> _TASK OBJECTIVE_: Copy the listing below in full and skip every picture.

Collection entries
---

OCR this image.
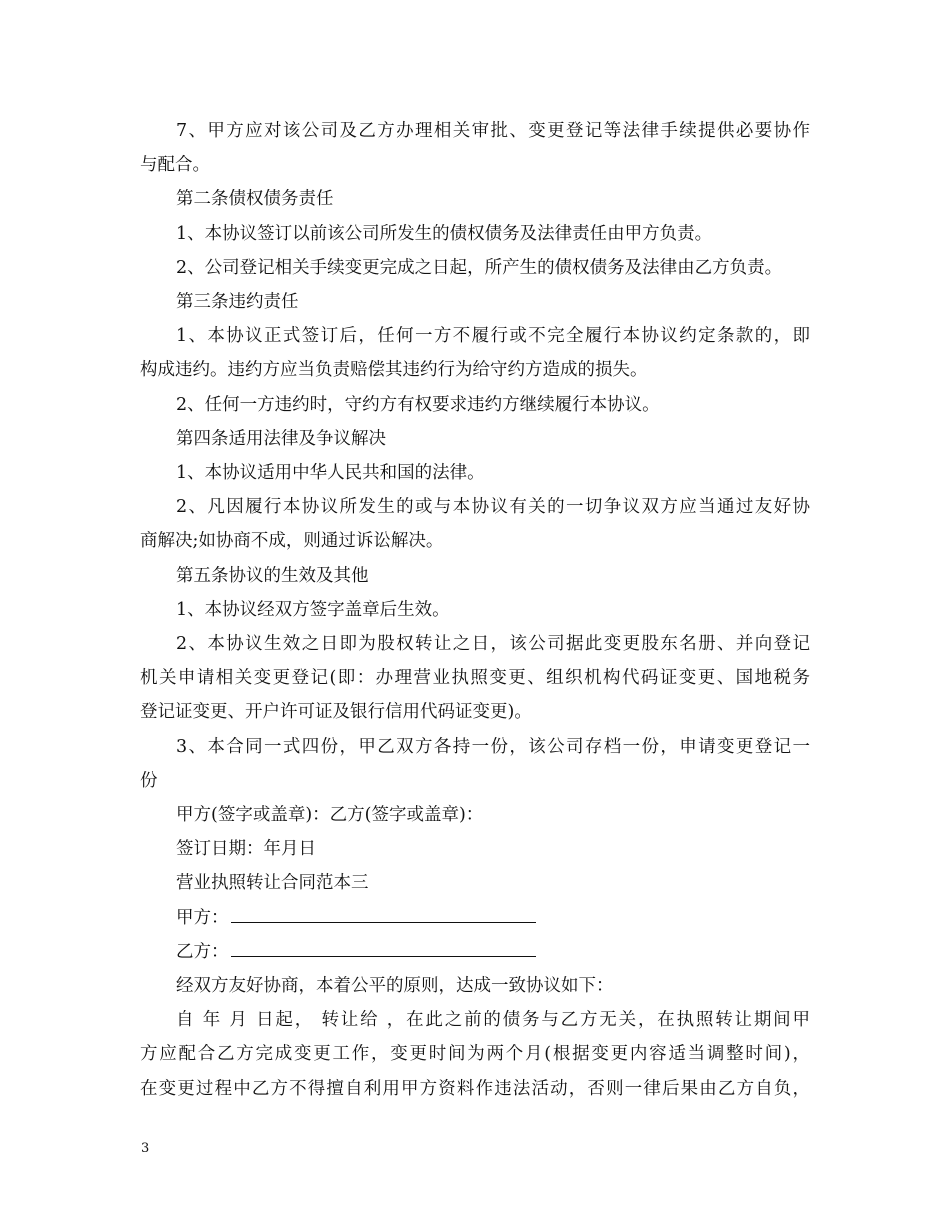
7、甲方应对该公司及乙方办理相关审批、变更登记等法律手续提供必要协作
与配合。
第二条债权债务责任
1、本协议签订以前该公司所发生的债权债务及法律责任由甲方负责。
2、公司登记相关手续变更完成之日起，所产生的债权债务及法律由乙方负责。
第三条违约责任
1、本协议正式签订后，任何一方不履行或不完全履行本协议约定条款的，即
构成违约。违约方应当负责赔偿其违约行为给守约方造成的损失。
2、任何一方违约时，守约方有权要求违约方继续履行本协议。
第四条适用法律及争议解决
1、本协议适用中华人民共和国的法律。
2、凡因履行本协议所发生的或与本协议有关的一切争议双方应当通过友好协
商解决;如协商不成，则通过诉讼解决。
第五条协议的生效及其他
1、本协议经双方签字盖章后生效。
2、本协议生效之日即为股权转让之日，该公司据此变更股东名册、并向登记
机关申请相关变更登记(即：办理营业执照变更、组织机构代码证变更、国地税务
登记证变更、开户许可证及银行信用代码证变更)。
3、本合同一式四份，甲乙双方各持一份，该公司存档一份，申请变更登记一
份
甲方(签字或盖章)：乙方(签字或盖章)：
签订日期：年月日
营业执照转让合同范本三
甲方：
乙方：
经双方友好协商，本着公平的原则，达成一致协议如下：
自 年 月 日起， 转让给 ，在此之前的债务与乙方无关，在执照转让期间甲
方应配合乙方完成变更工作，变更时间为两个月(根据变更内容适当调整时间)，
在变更过程中乙方不得擅自利用甲方资料作违法活动，否则一律后果由乙方自负，
3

---

> _RESULT FOR THIS TASK_:
OCR this image.
7、甲方应对该公司及乙方办理相关审批、变更登记等法律手续提供必要协作
与配合。
第二条债权债务责任
1、本协议签订以前该公司所发生的债权债务及法律责任由甲方负责。
2、公司登记相关手续变更完成之日起，所产生的债权债务及法律由乙方负责。
第三条违约责任
1、本协议正式签订后，任何一方不履行或不完全履行本协议约定条款的，即
构成违约。违约方应当负责赔偿其违约行为给守约方造成的损失。
2、任何一方违约时，守约方有权要求违约方继续履行本协议。
第四条适用法律及争议解决
1、本协议适用中华人民共和国的法律。
2、凡因履行本协议所发生的或与本协议有关的一切争议双方应当通过友好协
商解决;如协商不成，则通过诉讼解决。
第五条协议的生效及其他
1、本协议经双方签字盖章后生效。
2、本协议生效之日即为股权转让之日，该公司据此变更股东名册、并向登记
机关申请相关变更登记(即：办理营业执照变更、组织机构代码证变更、国地税务
登记证变更、开户许可证及银行信用代码证变更)。
3、本合同一式四份，甲乙双方各持一份，该公司存档一份，申请变更登记一
份
甲方(签字或盖章)：乙方(签字或盖章)：
签订日期：年月日
营业执照转让合同范本三
甲方：
乙方：
经双方友好协商，本着公平的原则，达成一致协议如下：
自 年 月 日起， 转让给 ，在此之前的债务与乙方无关，在执照转让期间甲
方应配合乙方完成变更工作，变更时间为两个月(根据变更内容适当调整时间)，
在变更过程中乙方不得擅自利用甲方资料作违法活动，否则一律后果由乙方自负，
3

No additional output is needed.